* begin Given data *
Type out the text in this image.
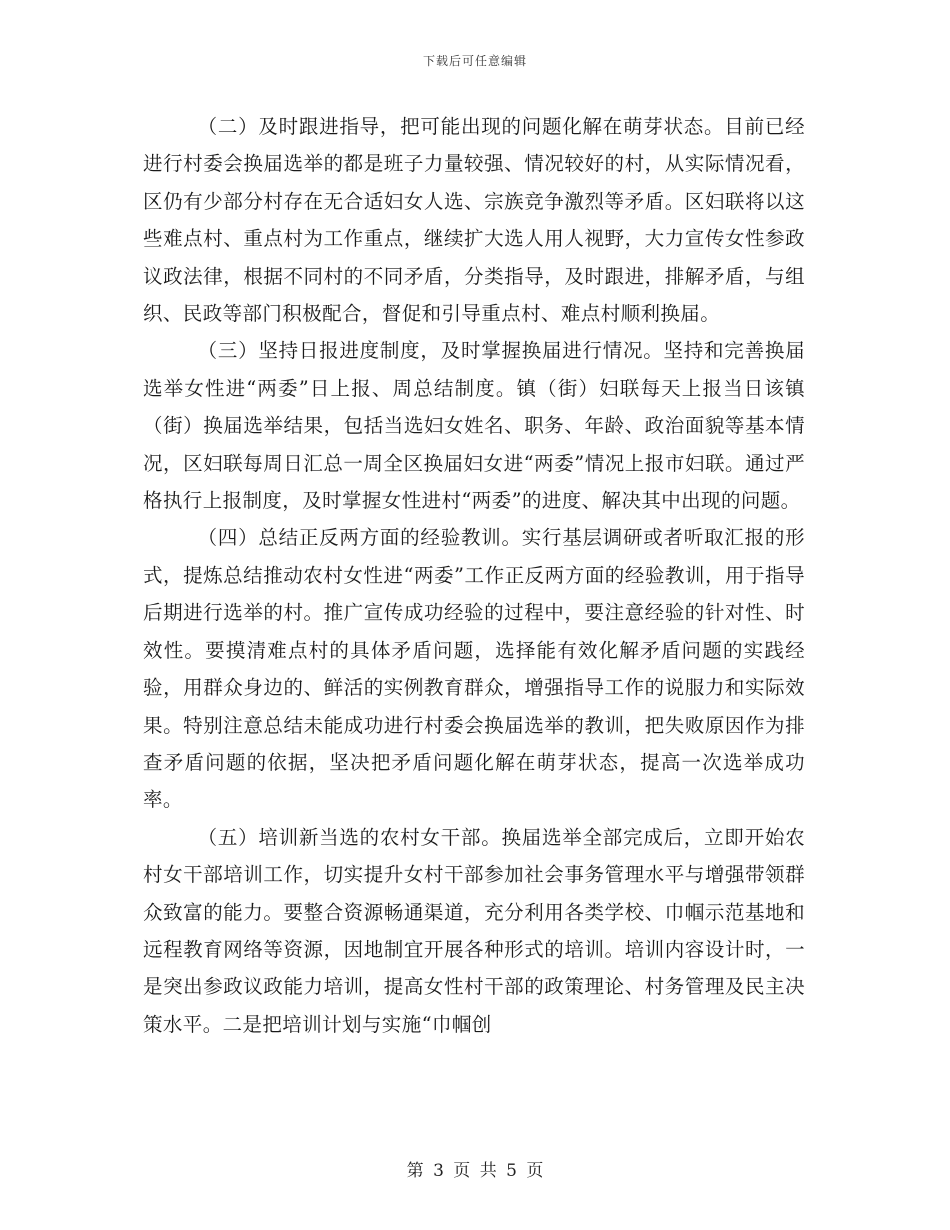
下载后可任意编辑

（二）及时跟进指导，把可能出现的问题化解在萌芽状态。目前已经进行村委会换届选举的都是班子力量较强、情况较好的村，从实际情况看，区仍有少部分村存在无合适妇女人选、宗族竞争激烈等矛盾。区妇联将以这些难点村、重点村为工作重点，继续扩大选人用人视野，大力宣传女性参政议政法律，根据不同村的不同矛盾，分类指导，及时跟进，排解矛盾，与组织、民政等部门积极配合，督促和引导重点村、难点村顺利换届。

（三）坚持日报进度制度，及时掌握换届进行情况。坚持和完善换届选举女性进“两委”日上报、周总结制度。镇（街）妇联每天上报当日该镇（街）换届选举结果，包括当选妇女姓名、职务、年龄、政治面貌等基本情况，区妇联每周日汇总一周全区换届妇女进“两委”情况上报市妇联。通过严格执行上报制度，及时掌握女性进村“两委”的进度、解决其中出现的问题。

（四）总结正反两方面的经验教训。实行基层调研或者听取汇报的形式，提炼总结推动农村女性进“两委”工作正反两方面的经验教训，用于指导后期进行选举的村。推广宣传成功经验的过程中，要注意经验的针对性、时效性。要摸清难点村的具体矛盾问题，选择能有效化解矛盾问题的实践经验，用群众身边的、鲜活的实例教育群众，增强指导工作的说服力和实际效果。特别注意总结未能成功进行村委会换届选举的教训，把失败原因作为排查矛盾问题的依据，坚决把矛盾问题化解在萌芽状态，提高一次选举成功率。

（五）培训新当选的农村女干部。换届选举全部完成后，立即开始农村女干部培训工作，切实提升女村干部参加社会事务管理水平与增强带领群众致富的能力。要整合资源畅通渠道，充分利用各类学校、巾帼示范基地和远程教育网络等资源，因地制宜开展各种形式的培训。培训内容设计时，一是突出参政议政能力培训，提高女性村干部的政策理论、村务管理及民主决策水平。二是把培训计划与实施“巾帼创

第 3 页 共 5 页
* end Given data *
Work to do: Exclude the pictures, and transcribe all of the material exactly.

Solution:
Type out the text in this image.
下载后可任意编辑

（二）及时跟进指导，把可能出现的问题化解在萌芽状态。目前已经进行村委会换届选举的都是班子力量较强、情况较好的村，从实际情况看，区仍有少部分村存在无合适妇女人选、宗族竞争激烈等矛盾。区妇联将以这些难点村、重点村为工作重点，继续扩大选人用人视野，大力宣传女性参政议政法律，根据不同村的不同矛盾，分类指导，及时跟进，排解矛盾，与组织、民政等部门积极配合，督促和引导重点村、难点村顺利换届。

（三）坚持日报进度制度，及时掌握换届进行情况。坚持和完善换届选举女性进“两委”日上报、周总结制度。镇（街）妇联每天上报当日该镇（街）换届选举结果，包括当选妇女姓名、职务、年龄、政治面貌等基本情况，区妇联每周日汇总一周全区换届妇女进“两委”情况上报市妇联。通过严格执行上报制度，及时掌握女性进村“两委”的进度、解决其中出现的问题。

（四）总结正反两方面的经验教训。实行基层调研或者听取汇报的形式，提炼总结推动农村女性进“两委”工作正反两方面的经验教训，用于指导后期进行选举的村。推广宣传成功经验的过程中，要注意经验的针对性、时效性。要摸清难点村的具体矛盾问题，选择能有效化解矛盾问题的实践经验，用群众身边的、鲜活的实例教育群众，增强指导工作的说服力和实际效果。特别注意总结未能成功进行村委会换届选举的教训，把失败原因作为排查矛盾问题的依据，坚决把矛盾问题化解在萌芽状态，提高一次选举成功率。

（五）培训新当选的农村女干部。换届选举全部完成后，立即开始农村女干部培训工作，切实提升女村干部参加社会事务管理水平与增强带领群众致富的能力。要整合资源畅通渠道，充分利用各类学校、巾帼示范基地和远程教育网络等资源，因地制宜开展各种形式的培训。培训内容设计时，一是突出参政议政能力培训，提高女性村干部的政策理论、村务管理及民主决策水平。二是把培训计划与实施“巾帼创

第 3 页 共 5 页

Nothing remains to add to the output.